### SHORT EXERCISE:
Give only a count of the lines that include the string "ffffff".

======

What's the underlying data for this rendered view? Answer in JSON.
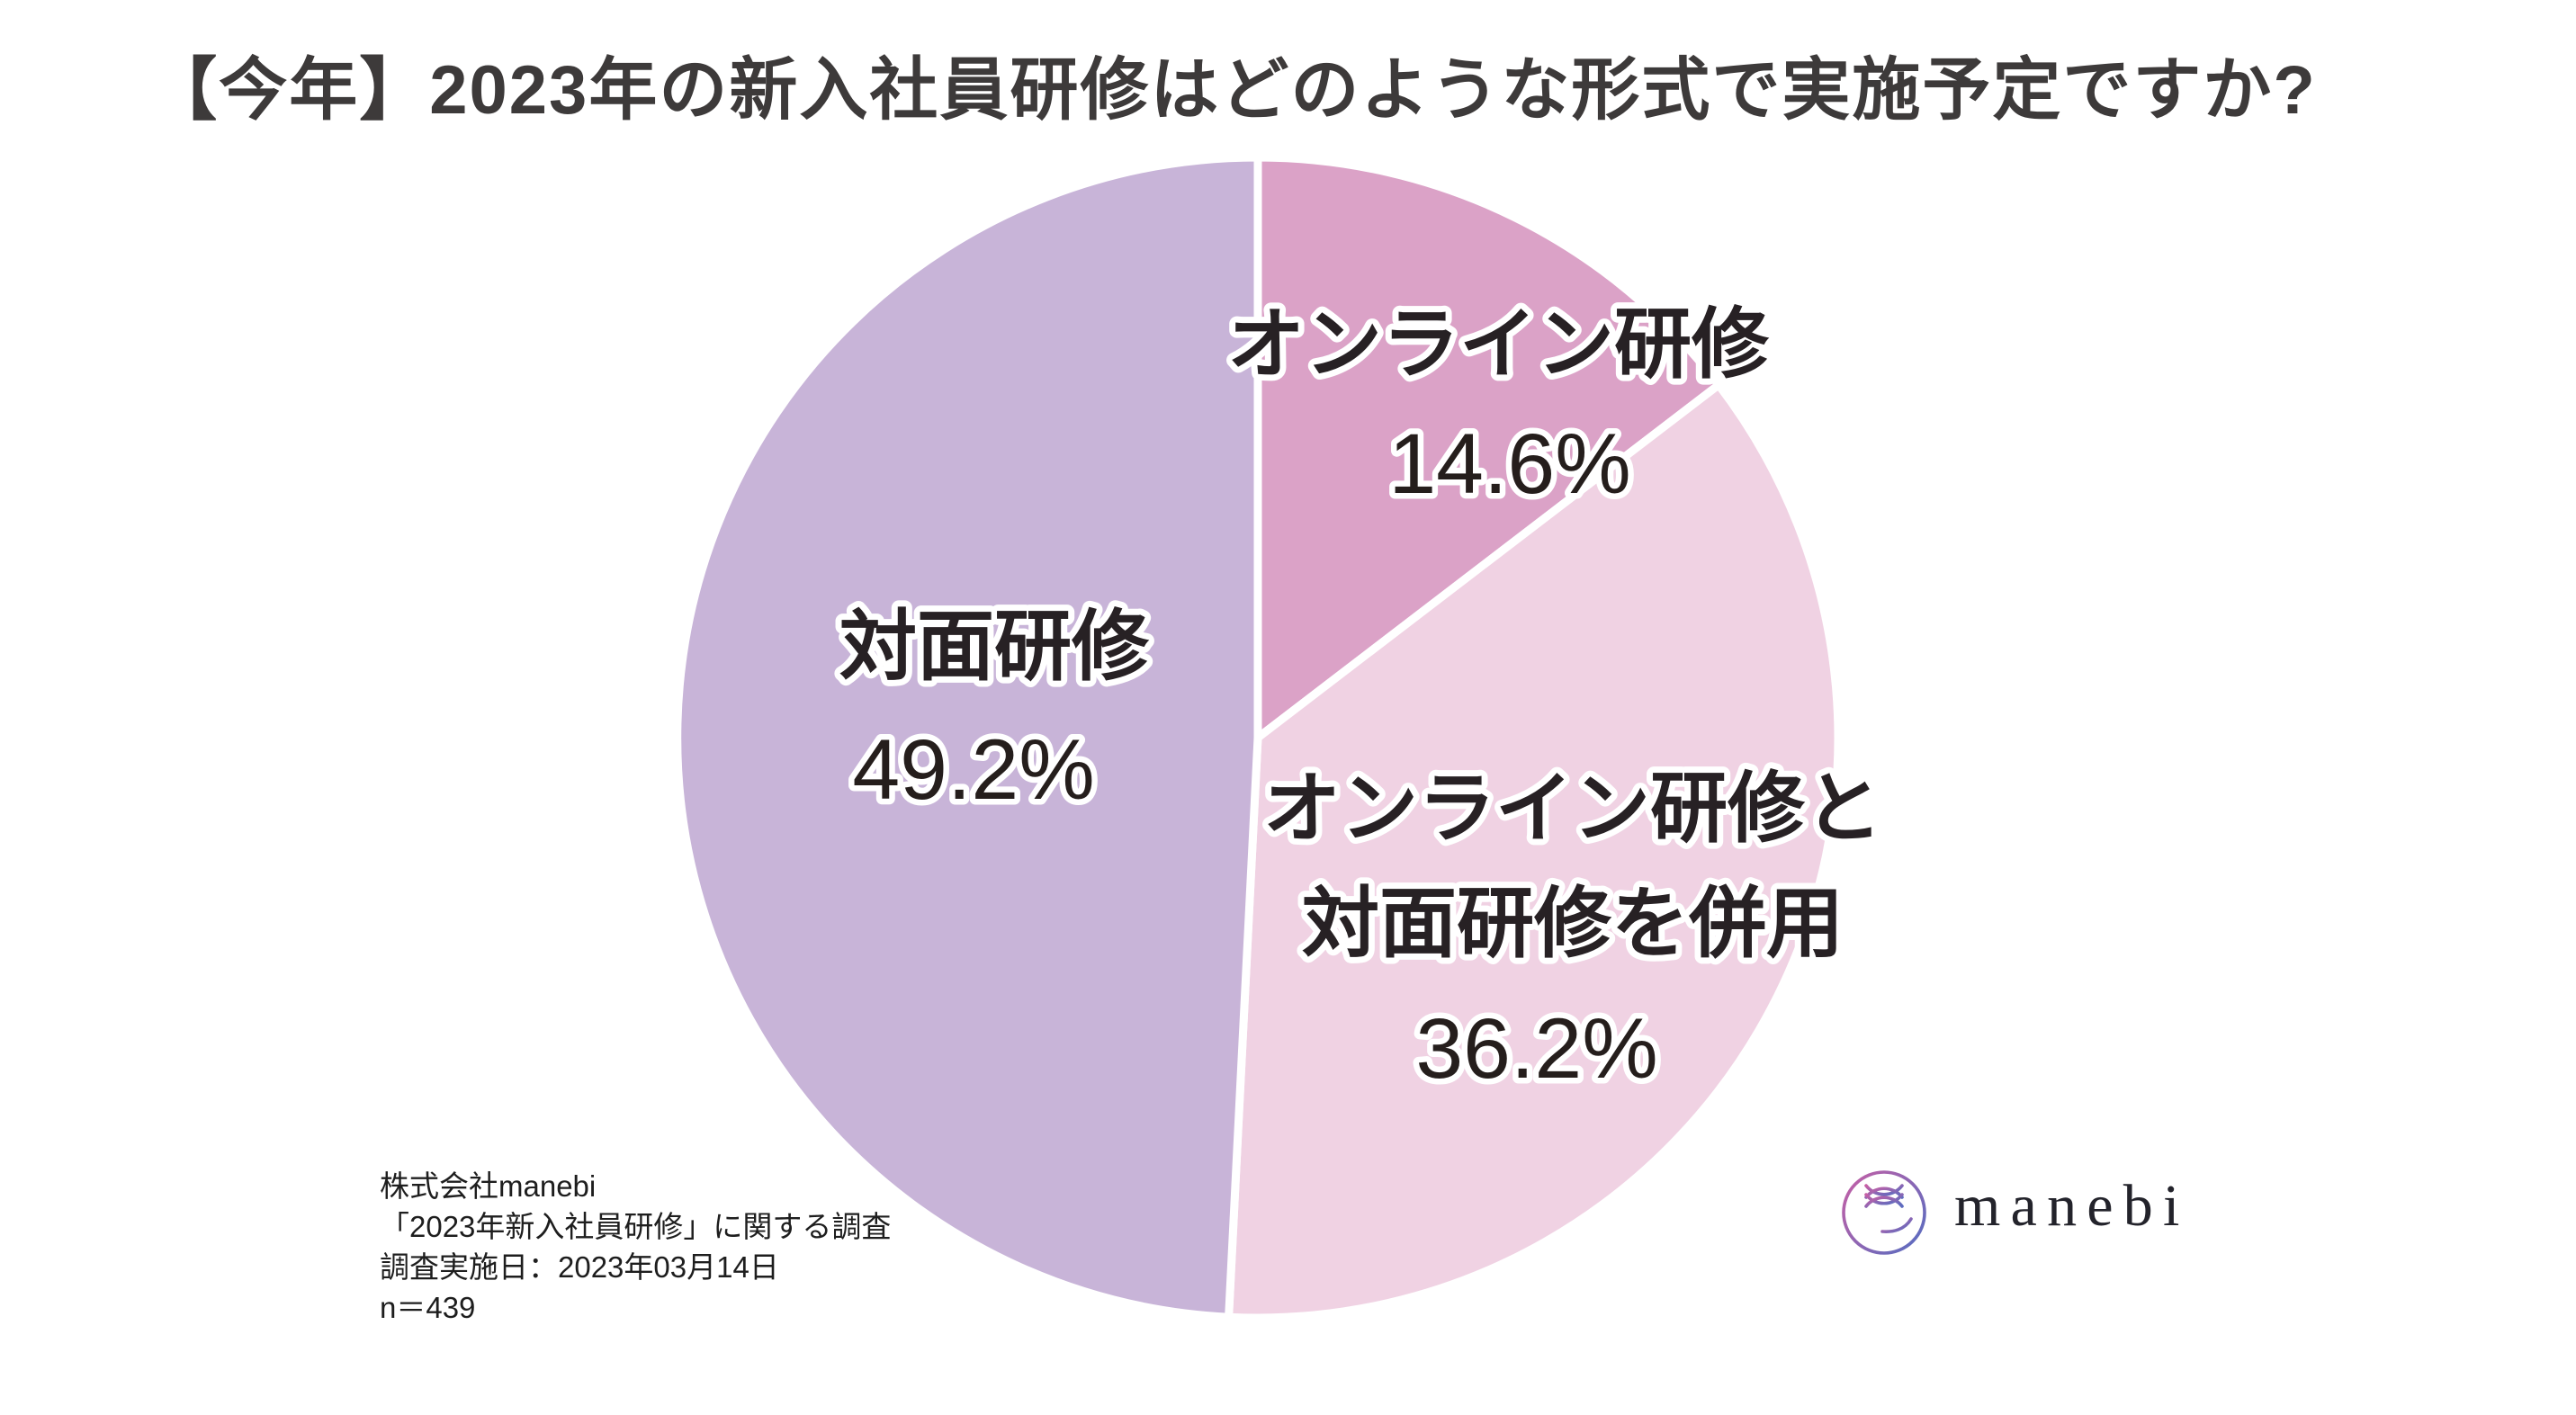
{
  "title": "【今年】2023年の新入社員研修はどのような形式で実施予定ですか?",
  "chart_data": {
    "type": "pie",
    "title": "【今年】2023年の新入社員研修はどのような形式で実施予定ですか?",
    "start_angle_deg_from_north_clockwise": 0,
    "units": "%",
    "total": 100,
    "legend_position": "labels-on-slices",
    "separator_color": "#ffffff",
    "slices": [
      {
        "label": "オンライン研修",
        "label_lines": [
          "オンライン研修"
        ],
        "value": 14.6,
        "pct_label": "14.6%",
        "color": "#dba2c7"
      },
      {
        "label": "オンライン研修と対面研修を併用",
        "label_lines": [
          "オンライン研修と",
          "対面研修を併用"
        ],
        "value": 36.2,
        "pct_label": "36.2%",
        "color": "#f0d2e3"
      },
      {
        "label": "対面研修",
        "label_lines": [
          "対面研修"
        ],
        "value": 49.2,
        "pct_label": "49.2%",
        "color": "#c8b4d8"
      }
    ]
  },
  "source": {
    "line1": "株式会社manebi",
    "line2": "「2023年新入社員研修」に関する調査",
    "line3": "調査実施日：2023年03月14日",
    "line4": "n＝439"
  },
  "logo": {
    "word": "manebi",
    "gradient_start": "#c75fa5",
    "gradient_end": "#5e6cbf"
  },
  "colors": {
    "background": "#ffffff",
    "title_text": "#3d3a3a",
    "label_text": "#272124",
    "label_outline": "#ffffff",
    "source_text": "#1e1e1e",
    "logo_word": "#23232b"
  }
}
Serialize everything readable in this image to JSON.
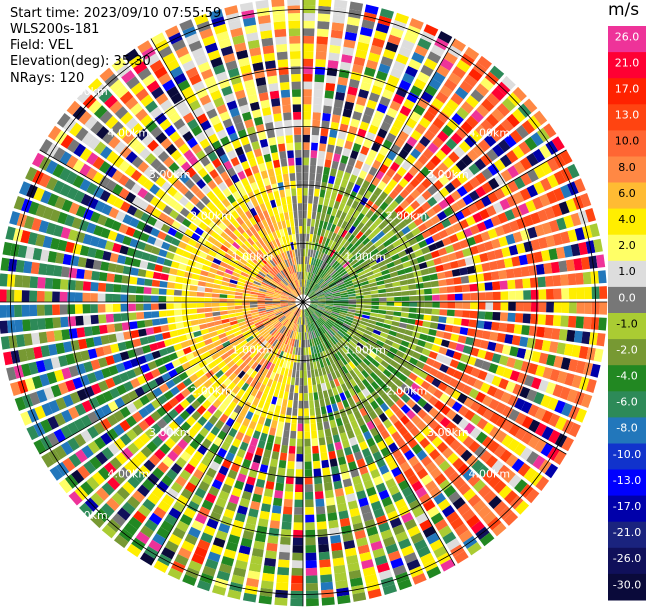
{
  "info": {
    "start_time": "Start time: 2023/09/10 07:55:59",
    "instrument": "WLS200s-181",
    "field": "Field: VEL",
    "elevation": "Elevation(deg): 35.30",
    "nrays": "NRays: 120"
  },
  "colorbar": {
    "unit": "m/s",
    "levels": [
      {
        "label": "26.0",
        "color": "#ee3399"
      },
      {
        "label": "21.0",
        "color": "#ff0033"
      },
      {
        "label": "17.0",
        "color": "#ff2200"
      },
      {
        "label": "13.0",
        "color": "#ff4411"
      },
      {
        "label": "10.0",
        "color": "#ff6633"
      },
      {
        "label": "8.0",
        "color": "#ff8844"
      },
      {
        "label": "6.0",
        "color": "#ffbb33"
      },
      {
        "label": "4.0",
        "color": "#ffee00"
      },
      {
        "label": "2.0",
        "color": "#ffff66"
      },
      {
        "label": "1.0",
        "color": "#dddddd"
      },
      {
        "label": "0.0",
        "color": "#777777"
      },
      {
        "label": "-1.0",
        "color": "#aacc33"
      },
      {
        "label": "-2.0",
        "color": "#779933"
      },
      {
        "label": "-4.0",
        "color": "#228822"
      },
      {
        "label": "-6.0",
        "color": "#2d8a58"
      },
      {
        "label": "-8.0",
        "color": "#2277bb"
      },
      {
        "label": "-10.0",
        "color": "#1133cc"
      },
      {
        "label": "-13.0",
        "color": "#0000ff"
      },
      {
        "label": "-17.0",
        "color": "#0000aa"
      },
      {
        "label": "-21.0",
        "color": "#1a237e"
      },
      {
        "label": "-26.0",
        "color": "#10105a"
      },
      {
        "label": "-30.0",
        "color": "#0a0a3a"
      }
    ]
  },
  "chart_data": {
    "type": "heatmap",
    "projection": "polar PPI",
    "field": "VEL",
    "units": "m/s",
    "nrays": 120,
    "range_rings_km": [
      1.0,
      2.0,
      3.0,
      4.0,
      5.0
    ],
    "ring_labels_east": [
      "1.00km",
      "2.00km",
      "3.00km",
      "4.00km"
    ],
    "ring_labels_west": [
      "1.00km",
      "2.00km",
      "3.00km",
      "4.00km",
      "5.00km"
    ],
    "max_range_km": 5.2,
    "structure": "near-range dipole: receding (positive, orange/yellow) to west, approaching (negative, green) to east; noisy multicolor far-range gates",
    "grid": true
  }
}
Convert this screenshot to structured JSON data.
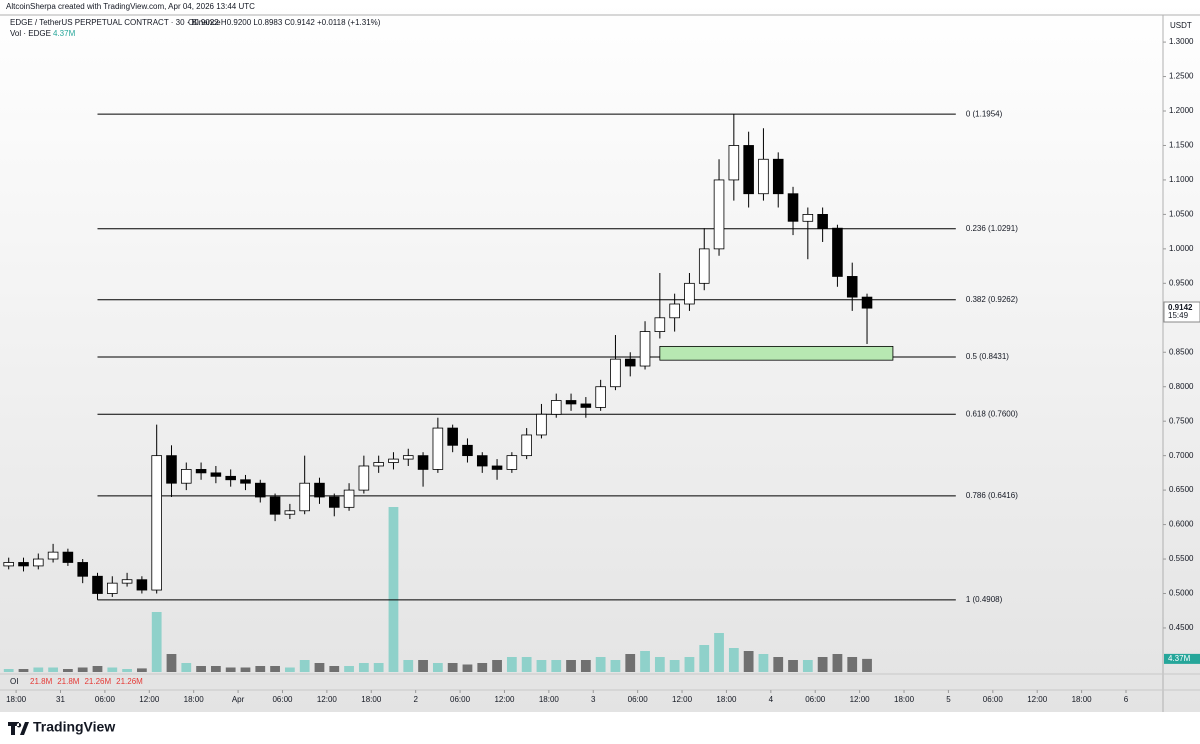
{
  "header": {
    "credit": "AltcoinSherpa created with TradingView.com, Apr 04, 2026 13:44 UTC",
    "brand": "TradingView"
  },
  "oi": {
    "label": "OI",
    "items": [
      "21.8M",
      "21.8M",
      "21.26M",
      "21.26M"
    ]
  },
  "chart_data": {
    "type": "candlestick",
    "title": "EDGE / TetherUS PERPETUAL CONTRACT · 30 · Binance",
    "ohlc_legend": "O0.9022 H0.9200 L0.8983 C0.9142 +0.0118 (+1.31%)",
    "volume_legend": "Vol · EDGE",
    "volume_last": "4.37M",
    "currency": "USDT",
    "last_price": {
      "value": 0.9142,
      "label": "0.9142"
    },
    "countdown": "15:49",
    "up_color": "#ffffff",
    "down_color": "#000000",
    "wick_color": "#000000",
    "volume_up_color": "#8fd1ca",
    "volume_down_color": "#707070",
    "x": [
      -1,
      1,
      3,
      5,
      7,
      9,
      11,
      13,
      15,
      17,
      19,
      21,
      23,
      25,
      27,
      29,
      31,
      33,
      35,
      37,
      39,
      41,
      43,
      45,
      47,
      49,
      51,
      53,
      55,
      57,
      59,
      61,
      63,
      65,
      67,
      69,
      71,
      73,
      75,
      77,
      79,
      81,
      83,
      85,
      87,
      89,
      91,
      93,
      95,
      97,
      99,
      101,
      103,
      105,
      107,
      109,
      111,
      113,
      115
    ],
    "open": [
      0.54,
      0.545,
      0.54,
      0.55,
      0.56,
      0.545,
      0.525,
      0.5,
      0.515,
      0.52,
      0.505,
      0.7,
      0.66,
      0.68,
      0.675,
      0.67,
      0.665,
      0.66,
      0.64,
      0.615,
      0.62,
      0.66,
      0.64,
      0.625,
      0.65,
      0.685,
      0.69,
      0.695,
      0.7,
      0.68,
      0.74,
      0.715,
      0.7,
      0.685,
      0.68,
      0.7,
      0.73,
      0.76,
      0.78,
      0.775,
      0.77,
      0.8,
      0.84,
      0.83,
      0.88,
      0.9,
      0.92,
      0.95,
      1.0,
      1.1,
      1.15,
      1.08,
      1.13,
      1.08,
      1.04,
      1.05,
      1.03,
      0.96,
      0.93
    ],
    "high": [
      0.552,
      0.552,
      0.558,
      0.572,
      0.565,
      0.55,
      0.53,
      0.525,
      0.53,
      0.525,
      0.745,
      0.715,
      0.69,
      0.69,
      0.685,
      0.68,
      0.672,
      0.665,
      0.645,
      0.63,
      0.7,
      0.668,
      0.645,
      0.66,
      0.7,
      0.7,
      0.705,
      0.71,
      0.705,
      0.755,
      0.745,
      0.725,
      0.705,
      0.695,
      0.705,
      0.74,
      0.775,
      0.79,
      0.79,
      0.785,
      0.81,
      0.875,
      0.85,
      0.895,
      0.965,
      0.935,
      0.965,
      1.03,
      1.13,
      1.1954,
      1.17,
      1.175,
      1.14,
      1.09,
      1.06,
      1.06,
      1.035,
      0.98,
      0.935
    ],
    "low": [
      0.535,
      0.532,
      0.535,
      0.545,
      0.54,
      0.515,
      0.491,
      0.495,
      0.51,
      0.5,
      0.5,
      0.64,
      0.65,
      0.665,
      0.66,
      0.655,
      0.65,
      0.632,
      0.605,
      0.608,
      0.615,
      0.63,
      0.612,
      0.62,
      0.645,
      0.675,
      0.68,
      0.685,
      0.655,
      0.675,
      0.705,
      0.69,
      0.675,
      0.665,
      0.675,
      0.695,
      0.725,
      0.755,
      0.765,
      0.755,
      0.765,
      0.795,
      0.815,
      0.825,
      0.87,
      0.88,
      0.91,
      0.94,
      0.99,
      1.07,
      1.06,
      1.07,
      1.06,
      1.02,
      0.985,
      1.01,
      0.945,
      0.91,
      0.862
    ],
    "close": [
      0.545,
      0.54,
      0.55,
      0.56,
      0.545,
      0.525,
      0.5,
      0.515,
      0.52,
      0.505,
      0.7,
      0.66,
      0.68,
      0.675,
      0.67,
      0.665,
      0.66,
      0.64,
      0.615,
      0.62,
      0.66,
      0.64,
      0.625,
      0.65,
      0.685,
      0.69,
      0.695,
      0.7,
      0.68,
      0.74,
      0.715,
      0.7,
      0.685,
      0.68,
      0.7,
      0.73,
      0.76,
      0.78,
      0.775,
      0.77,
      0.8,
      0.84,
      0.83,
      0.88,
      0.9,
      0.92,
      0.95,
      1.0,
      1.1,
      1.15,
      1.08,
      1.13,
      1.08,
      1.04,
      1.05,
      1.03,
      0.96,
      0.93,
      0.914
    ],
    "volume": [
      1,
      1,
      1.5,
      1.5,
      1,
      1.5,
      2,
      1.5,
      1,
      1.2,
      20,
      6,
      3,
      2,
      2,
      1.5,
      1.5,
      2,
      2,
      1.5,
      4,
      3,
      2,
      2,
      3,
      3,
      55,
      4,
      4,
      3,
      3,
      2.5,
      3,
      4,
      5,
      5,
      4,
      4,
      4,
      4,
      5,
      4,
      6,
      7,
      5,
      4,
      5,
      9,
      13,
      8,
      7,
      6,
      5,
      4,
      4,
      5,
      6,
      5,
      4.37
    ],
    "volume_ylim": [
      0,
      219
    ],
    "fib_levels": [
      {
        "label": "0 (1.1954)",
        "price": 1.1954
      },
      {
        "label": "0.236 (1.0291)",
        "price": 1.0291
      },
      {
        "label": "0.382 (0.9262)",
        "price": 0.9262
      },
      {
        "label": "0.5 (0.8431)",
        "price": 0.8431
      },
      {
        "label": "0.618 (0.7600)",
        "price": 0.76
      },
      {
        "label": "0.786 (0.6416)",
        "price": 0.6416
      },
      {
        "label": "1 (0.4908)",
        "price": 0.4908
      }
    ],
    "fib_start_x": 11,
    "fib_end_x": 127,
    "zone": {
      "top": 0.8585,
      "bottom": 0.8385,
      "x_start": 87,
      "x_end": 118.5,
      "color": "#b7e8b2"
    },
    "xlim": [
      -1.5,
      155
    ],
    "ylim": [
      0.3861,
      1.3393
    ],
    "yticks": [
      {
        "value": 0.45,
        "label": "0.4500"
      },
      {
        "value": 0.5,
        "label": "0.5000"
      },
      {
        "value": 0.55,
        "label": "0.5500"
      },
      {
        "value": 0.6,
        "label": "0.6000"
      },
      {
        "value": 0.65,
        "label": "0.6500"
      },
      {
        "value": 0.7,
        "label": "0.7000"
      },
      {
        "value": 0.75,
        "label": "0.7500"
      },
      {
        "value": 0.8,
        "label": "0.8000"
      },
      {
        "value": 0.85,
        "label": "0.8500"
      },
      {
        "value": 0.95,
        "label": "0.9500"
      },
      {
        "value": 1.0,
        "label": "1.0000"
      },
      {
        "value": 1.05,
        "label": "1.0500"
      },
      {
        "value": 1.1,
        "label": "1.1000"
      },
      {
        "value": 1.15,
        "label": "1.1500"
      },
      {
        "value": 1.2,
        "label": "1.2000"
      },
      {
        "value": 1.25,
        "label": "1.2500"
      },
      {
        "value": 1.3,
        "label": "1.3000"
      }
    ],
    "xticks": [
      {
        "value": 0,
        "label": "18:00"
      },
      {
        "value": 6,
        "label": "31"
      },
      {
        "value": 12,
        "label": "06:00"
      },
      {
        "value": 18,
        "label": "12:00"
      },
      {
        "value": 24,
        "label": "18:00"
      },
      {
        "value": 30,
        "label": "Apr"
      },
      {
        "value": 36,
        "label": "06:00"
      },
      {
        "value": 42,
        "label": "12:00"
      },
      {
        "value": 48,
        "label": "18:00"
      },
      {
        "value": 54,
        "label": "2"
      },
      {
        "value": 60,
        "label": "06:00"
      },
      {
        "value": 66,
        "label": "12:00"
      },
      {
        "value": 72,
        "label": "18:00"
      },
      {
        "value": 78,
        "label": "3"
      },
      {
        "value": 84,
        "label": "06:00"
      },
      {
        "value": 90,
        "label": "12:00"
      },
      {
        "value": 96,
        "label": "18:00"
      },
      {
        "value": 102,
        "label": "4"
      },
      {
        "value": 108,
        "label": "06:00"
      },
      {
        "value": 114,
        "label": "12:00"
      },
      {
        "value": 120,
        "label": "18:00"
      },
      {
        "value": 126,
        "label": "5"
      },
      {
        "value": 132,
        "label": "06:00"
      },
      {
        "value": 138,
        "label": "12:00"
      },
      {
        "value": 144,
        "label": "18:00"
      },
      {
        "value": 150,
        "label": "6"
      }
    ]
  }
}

======

### THE ANSWER:
4